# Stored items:
###
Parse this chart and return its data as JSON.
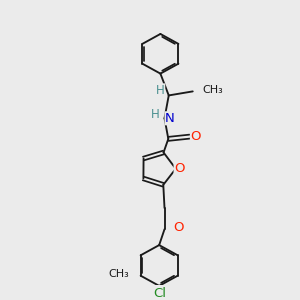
{
  "background_color": "#ebebeb",
  "bond_color": "#1a1a1a",
  "N_color": "#0000cd",
  "O_color": "#ff2200",
  "Cl_color": "#228b22",
  "H_color": "#4a9090",
  "font_size": 8.5,
  "figsize": [
    3.0,
    3.0
  ],
  "dpi": 100,
  "xlim": [
    0,
    10
  ],
  "ylim": [
    0,
    10
  ]
}
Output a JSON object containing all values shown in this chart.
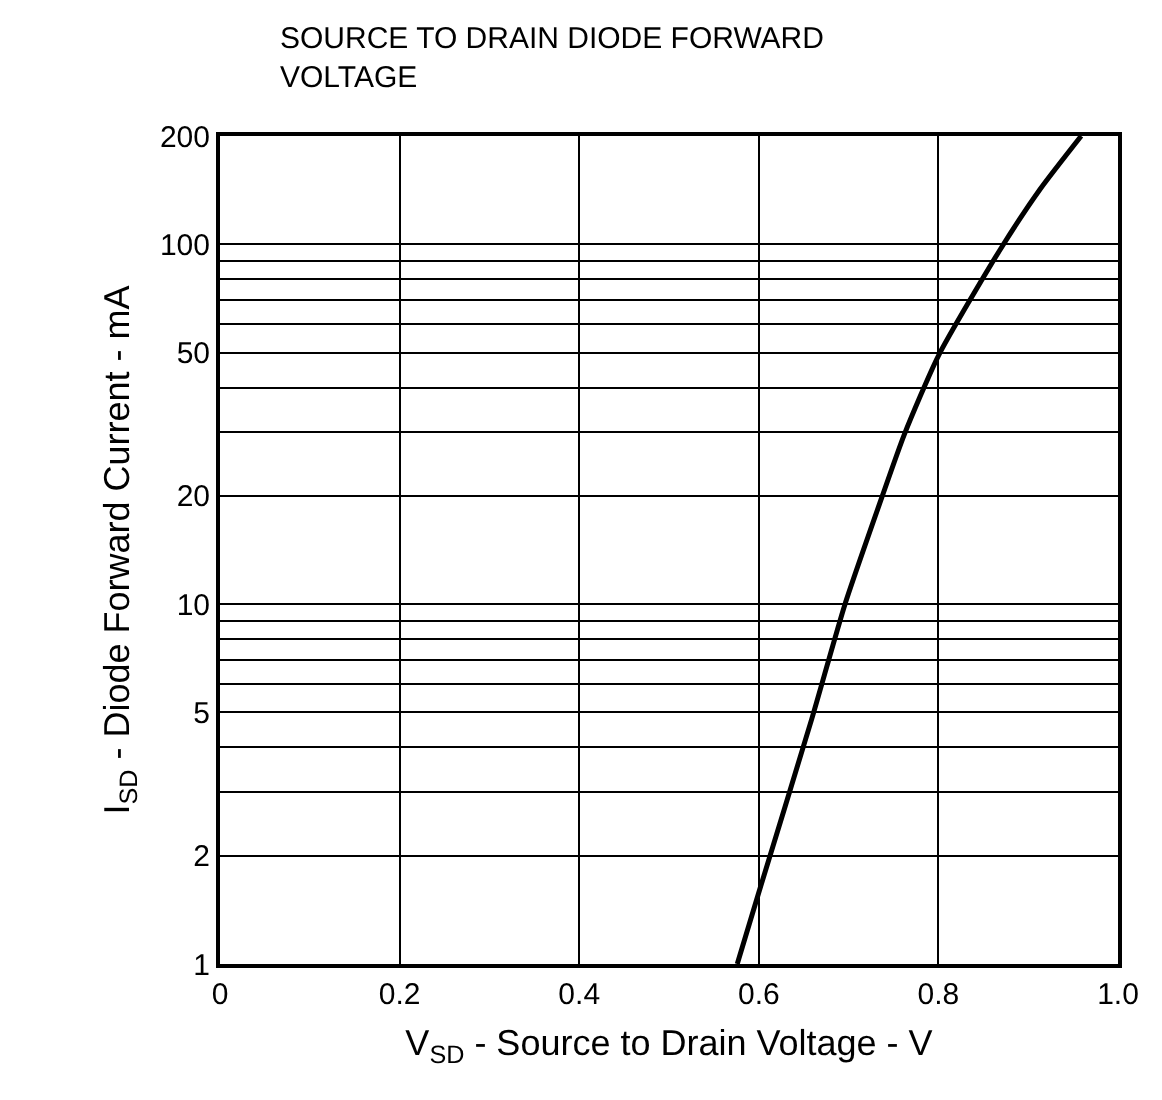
{
  "chart_data": {
    "type": "line",
    "title": "SOURCE TO DRAIN DIODE FORWARD VOLTAGE",
    "xlabel": "V$_{SD}$ - Source to Drain Voltage - V",
    "ylabel": "I$_{SD}$ - Diode Forward Current - mA",
    "log": "y",
    "grid": true,
    "marker": "none",
    "line_style": "solid",
    "xlim": [
      0,
      1.0
    ],
    "xticks": [
      0,
      0.2,
      0.4,
      0.6,
      0.8,
      {
        "value": 1.0,
        "label": "1.0"
      }
    ],
    "ylim": [
      1,
      200
    ],
    "yticks": [
      1,
      2,
      {
        "value": 3,
        "label": null
      },
      {
        "value": 4,
        "label": null
      },
      5,
      {
        "value": 6,
        "label": null
      },
      {
        "value": 7,
        "label": null
      },
      {
        "value": 8,
        "label": null
      },
      {
        "value": 9,
        "label": null
      },
      10,
      20,
      {
        "value": 30,
        "label": null
      },
      {
        "value": 40,
        "label": null
      },
      50,
      {
        "value": 60,
        "label": null
      },
      {
        "value": 70,
        "label": null
      },
      {
        "value": 80,
        "label": null
      },
      {
        "value": 90,
        "label": null
      },
      100,
      200
    ],
    "x": [
      0.576,
      0.6,
      0.659,
      0.696,
      0.737,
      0.762,
      0.8,
      0.868,
      0.913,
      0.959
    ],
    "series": [
      {
        "color": "#000000",
        "values": [
          1,
          1.58,
          4.8,
          10,
          19.8,
          29.6,
          49,
          96,
          142,
          200
        ]
      }
    ]
  }
}
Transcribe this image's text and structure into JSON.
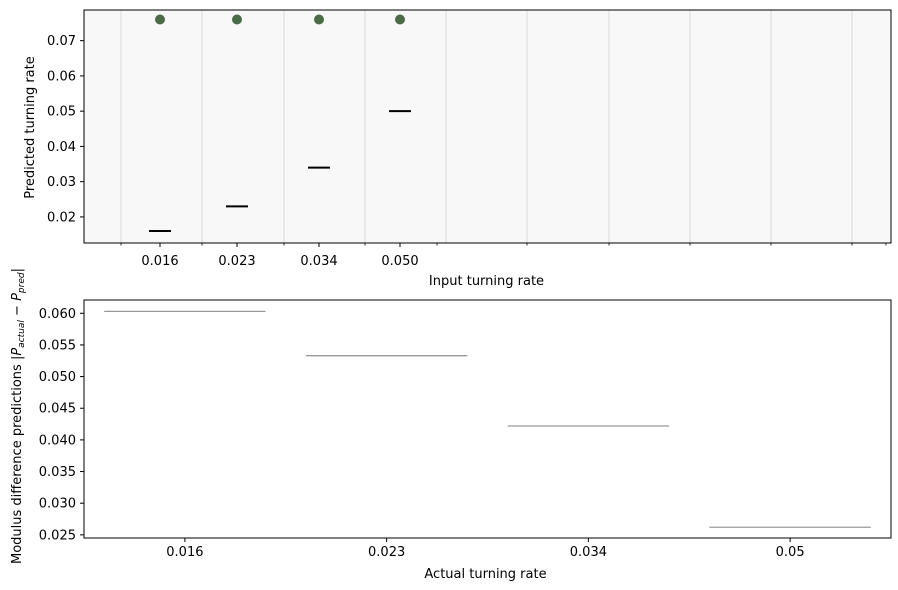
{
  "chart_data": [
    {
      "type": "scatter",
      "title": "",
      "xlabel": "Input turning rate",
      "ylabel": "Predicted turning rate",
      "x_tick_labels": [
        "0.016",
        "0.023",
        "0.034",
        "0.050"
      ],
      "ylim": [
        0.0126,
        0.0787
      ],
      "y_ticks": [
        "0.02",
        "0.03",
        "0.04",
        "0.05",
        "0.06",
        "0.07"
      ],
      "background": "#f8f8f8",
      "point_color": "#4a6b46",
      "grid": "vertical",
      "series": [
        {
          "x": [
            "0.016",
            "0.023",
            "0.034",
            "0.050"
          ],
          "predicted": [
            0.076,
            0.076,
            0.076,
            0.076
          ],
          "input_markers": [
            0.016,
            0.023,
            0.034,
            0.05
          ]
        }
      ]
    },
    {
      "type": "bar",
      "title": "",
      "xlabel": "Actual turning rate",
      "ylabel": "Modulus difference predictions |P_actual − P_pred|",
      "ylabel_parts": {
        "prefix": "Modulus difference predictions |",
        "p": "P",
        "sub1": "actual",
        "minus": " − ",
        "sub2": "pred",
        "suffix": "|"
      },
      "categories": [
        "0.016",
        "0.023",
        "0.034",
        "0.05"
      ],
      "values": [
        0.0603,
        0.0533,
        0.0422,
        0.0262
      ],
      "ylim": [
        0.0245,
        0.0621
      ],
      "y_ticks": [
        "0.025",
        "0.030",
        "0.035",
        "0.040",
        "0.045",
        "0.050",
        "0.055",
        "0.060"
      ],
      "line_color": "#999999"
    }
  ]
}
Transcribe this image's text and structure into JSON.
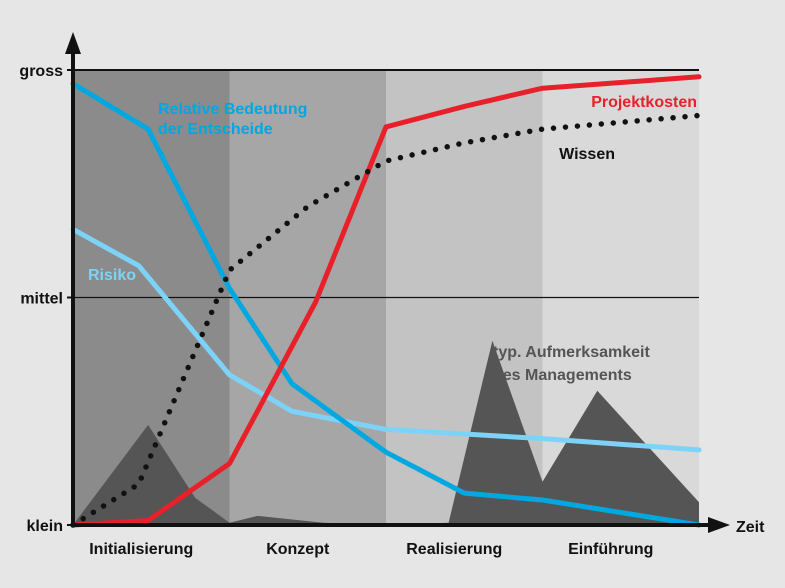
{
  "chart_data": {
    "type": "line",
    "x_axis": {
      "label": "Zeit",
      "phases": [
        "Initialisierung",
        "Konzept",
        "Realisierung",
        "Einführung"
      ]
    },
    "y_axis": {
      "levels": [
        "klein",
        "mittel",
        "gross"
      ],
      "ylim": [
        0,
        1
      ]
    },
    "xlim": [
      0,
      4
    ],
    "grid": "horizontal line at mittel",
    "series": [
      {
        "name": "Relative Bedeutung der Entscheide",
        "label_lines": [
          "Relative Bedeutung",
          "der Entscheide"
        ],
        "style": "solid",
        "color": "#00a8e2",
        "points": [
          [
            0,
            0.97
          ],
          [
            0.48,
            0.87
          ],
          [
            1.0,
            0.52
          ],
          [
            1.4,
            0.31
          ],
          [
            2.0,
            0.16
          ],
          [
            2.5,
            0.07
          ],
          [
            3.0,
            0.055
          ],
          [
            4.0,
            0.0
          ]
        ]
      },
      {
        "name": "Risiko",
        "label_lines": [
          "Risiko"
        ],
        "style": "solid",
        "color": "#7dd3f7",
        "points": [
          [
            0,
            0.65
          ],
          [
            0.42,
            0.57
          ],
          [
            1.0,
            0.33
          ],
          [
            1.4,
            0.25
          ],
          [
            2.0,
            0.21
          ],
          [
            3.0,
            0.19
          ],
          [
            4.0,
            0.165
          ]
        ]
      },
      {
        "name": "Projektkosten",
        "label_lines": [
          "Projektkosten"
        ],
        "style": "solid",
        "color": "#e8202a",
        "points": [
          [
            0,
            0.0
          ],
          [
            0.48,
            0.01
          ],
          [
            1.0,
            0.135
          ],
          [
            1.55,
            0.49
          ],
          [
            2.0,
            0.875
          ],
          [
            2.5,
            0.92
          ],
          [
            3.0,
            0.96
          ],
          [
            4.0,
            0.985
          ]
        ]
      },
      {
        "name": "Wissen",
        "label_lines": [
          "Wissen"
        ],
        "style": "dotted",
        "color": "#111111",
        "points": [
          [
            0,
            0.0
          ],
          [
            0.42,
            0.09
          ],
          [
            1.0,
            0.56
          ],
          [
            1.5,
            0.7
          ],
          [
            2.0,
            0.8
          ],
          [
            2.5,
            0.84
          ],
          [
            3.0,
            0.87
          ],
          [
            4.0,
            0.9
          ]
        ]
      },
      {
        "name": "typ. Aufmerksamkeit des Managements",
        "label_lines": [
          "typ. Aufmerksamkeit",
          "des Managements"
        ],
        "style": "area",
        "color": "#555555",
        "points": [
          [
            0,
            0.0
          ],
          [
            0.48,
            0.22
          ],
          [
            0.78,
            0.06
          ],
          [
            1.0,
            0.005
          ],
          [
            1.18,
            0.02
          ],
          [
            1.6,
            0.005
          ],
          [
            2.0,
            0.0
          ],
          [
            2.4,
            0.005
          ],
          [
            2.68,
            0.405
          ],
          [
            3.0,
            0.095
          ],
          [
            3.35,
            0.295
          ],
          [
            4.0,
            0.05
          ],
          [
            4.0,
            0.0
          ]
        ]
      }
    ],
    "phase_shading": [
      "#8b8b8b",
      "#a6a6a6",
      "#c3c3c3",
      "#d9d9d9"
    ],
    "axis_color": "#111111"
  }
}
###
From the listing above, print every entry precisely and drop the pictures.

Parse this chart and return its data as JSON.
{
  "background_color": "#ebebeb",
  "bond_color": "#1a1a1a",
  "N_color": "#0000cd",
  "O_color": "#ff2200",
  "Cl_color": "#228b22",
  "H_color": "#4a9090",
  "font_size": 8.5,
  "figsize": [
    3.0,
    3.0
  ],
  "dpi": 100,
  "xlim": [
    0,
    10
  ],
  "ylim": [
    0,
    10
  ]
}
Output a JSON object containing all values shown in this chart.
{
  "chart_data": {
    "type": "line",
    "title": "SOURCE TO DRAIN DIODE FORWARD VOLTAGE",
    "xlabel": "V$_{SD}$ - Source to Drain Voltage - V",
    "ylabel": "I$_{SD}$ - Diode Forward Current - mA",
    "log": "y",
    "grid": true,
    "marker": "none",
    "line_style": "solid",
    "xlim": [
      0,
      1.0
    ],
    "xticks": [
      0,
      0.2,
      0.4,
      0.6,
      0.8,
      {
        "value": 1.0,
        "label": "1.0"
      }
    ],
    "ylim": [
      1,
      200
    ],
    "yticks": [
      1,
      2,
      {
        "value": 3,
        "label": null
      },
      {
        "value": 4,
        "label": null
      },
      5,
      {
        "value": 6,
        "label": null
      },
      {
        "value": 7,
        "label": null
      },
      {
        "value": 8,
        "label": null
      },
      {
        "value": 9,
        "label": null
      },
      10,
      20,
      {
        "value": 30,
        "label": null
      },
      {
        "value": 40,
        "label": null
      },
      50,
      {
        "value": 60,
        "label": null
      },
      {
        "value": 70,
        "label": null
      },
      {
        "value": 80,
        "label": null
      },
      {
        "value": 90,
        "label": null
      },
      100,
      200
    ],
    "x": [
      0.576,
      0.6,
      0.659,
      0.696,
      0.737,
      0.762,
      0.8,
      0.868,
      0.913,
      0.959
    ],
    "series": [
      {
        "color": "#000000",
        "values": [
          1,
          1.58,
          4.8,
          10,
          19.8,
          29.6,
          49,
          96,
          142,
          200
        ]
      }
    ]
  }
}
Transcribe this image's text and structure into JSON.
{
  "chart_data": [
    {
      "type": "scatter",
      "title": "",
      "xlabel": "Input turning rate",
      "ylabel": "Predicted turning rate",
      "x_tick_labels": [
        "0.016",
        "0.023",
        "0.034",
        "0.050"
      ],
      "ylim": [
        0.0126,
        0.0787
      ],
      "y_ticks": [
        "0.02",
        "0.03",
        "0.04",
        "0.05",
        "0.06",
        "0.07"
      ],
      "background": "#f8f8f8",
      "point_color": "#4a6b46",
      "grid": "vertical",
      "series": [
        {
          "x": [
            "0.016",
            "0.023",
            "0.034",
            "0.050"
          ],
          "predicted": [
            0.076,
            0.076,
            0.076,
            0.076
          ],
          "input_markers": [
            0.016,
            0.023,
            0.034,
            0.05
          ]
        }
      ]
    },
    {
      "type": "bar",
      "title": "",
      "xlabel": "Actual turning rate",
      "ylabel": "Modulus difference predictions |P_actual − P_pred|",
      "ylabel_parts": {
        "prefix": "Modulus difference predictions |",
        "p": "P",
        "sub1": "actual",
        "minus": " − ",
        "sub2": "pred",
        "suffix": "|"
      },
      "categories": [
        "0.016",
        "0.023",
        "0.034",
        "0.05"
      ],
      "values": [
        0.0603,
        0.0533,
        0.0422,
        0.0262
      ],
      "ylim": [
        0.0245,
        0.0621
      ],
      "y_ticks": [
        "0.025",
        "0.030",
        "0.035",
        "0.040",
        "0.045",
        "0.050",
        "0.055",
        "0.060"
      ],
      "line_color": "#999999"
    }
  ]
}
Transcribe this image's text and structure into JSON.
{
  "chart_data": {
    "type": "line",
    "x_axis": {
      "label": "Zeit",
      "phases": [
        "Initialisierung",
        "Konzept",
        "Realisierung",
        "Einführung"
      ]
    },
    "y_axis": {
      "levels": [
        "klein",
        "mittel",
        "gross"
      ],
      "ylim": [
        0,
        1
      ]
    },
    "xlim": [
      0,
      4
    ],
    "grid": "horizontal line at mittel",
    "series": [
      {
        "name": "Relative Bedeutung der Entscheide",
        "label_lines": [
          "Relative Bedeutung",
          "der Entscheide"
        ],
        "style": "solid",
        "color": "#00a8e2",
        "points": [
          [
            0,
            0.97
          ],
          [
            0.48,
            0.87
          ],
          [
            1.0,
            0.52
          ],
          [
            1.4,
            0.31
          ],
          [
            2.0,
            0.16
          ],
          [
            2.5,
            0.07
          ],
          [
            3.0,
            0.055
          ],
          [
            4.0,
            0.0
          ]
        ]
      },
      {
        "name": "Risiko",
        "label_lines": [
          "Risiko"
        ],
        "style": "solid",
        "color": "#7dd3f7",
        "points": [
          [
            0,
            0.65
          ],
          [
            0.42,
            0.57
          ],
          [
            1.0,
            0.33
          ],
          [
            1.4,
            0.25
          ],
          [
            2.0,
            0.21
          ],
          [
            3.0,
            0.19
          ],
          [
            4.0,
            0.165
          ]
        ]
      },
      {
        "name": "Projektkosten",
        "label_lines": [
          "Projektkosten"
        ],
        "style": "solid",
        "color": "#e8202a",
        "points": [
          [
            0,
            0.0
          ],
          [
            0.48,
            0.01
          ],
          [
            1.0,
            0.135
          ],
          [
            1.55,
            0.49
          ],
          [
            2.0,
            0.875
          ],
          [
            2.5,
            0.92
          ],
          [
            3.0,
            0.96
          ],
          [
            4.0,
            0.985
          ]
        ]
      },
      {
        "name": "Wissen",
        "label_lines": [
          "Wissen"
        ],
        "style": "dotted",
        "color": "#111111",
        "points": [
          [
            0,
            0.0
          ],
          [
            0.42,
            0.09
          ],
          [
            1.0,
            0.56
          ],
          [
            1.5,
            0.7
          ],
          [
            2.0,
            0.8
          ],
          [
            2.5,
            0.84
          ],
          [
            3.0,
            0.87
          ],
          [
            4.0,
            0.9
          ]
        ]
      },
      {
        "name": "typ. Aufmerksamkeit des Managements",
        "label_lines": [
          "typ. Aufmerksamkeit",
          "des Managements"
        ],
        "style": "area",
        "color": "#555555",
        "points": [
          [
            0,
            0.0
          ],
          [
            0.48,
            0.22
          ],
          [
            0.78,
            0.06
          ],
          [
            1.0,
            0.005
          ],
          [
            1.18,
            0.02
          ],
          [
            1.6,
            0.005
          ],
          [
            2.0,
            0.0
          ],
          [
            2.4,
            0.005
          ],
          [
            2.68,
            0.405
          ],
          [
            3.0,
            0.095
          ],
          [
            3.35,
            0.295
          ],
          [
            4.0,
            0.05
          ],
          [
            4.0,
            0.0
          ]
        ]
      }
    ],
    "phase_shading": [
      "#8b8b8b",
      "#a6a6a6",
      "#c3c3c3",
      "#d9d9d9"
    ],
    "axis_color": "#111111"
  }
}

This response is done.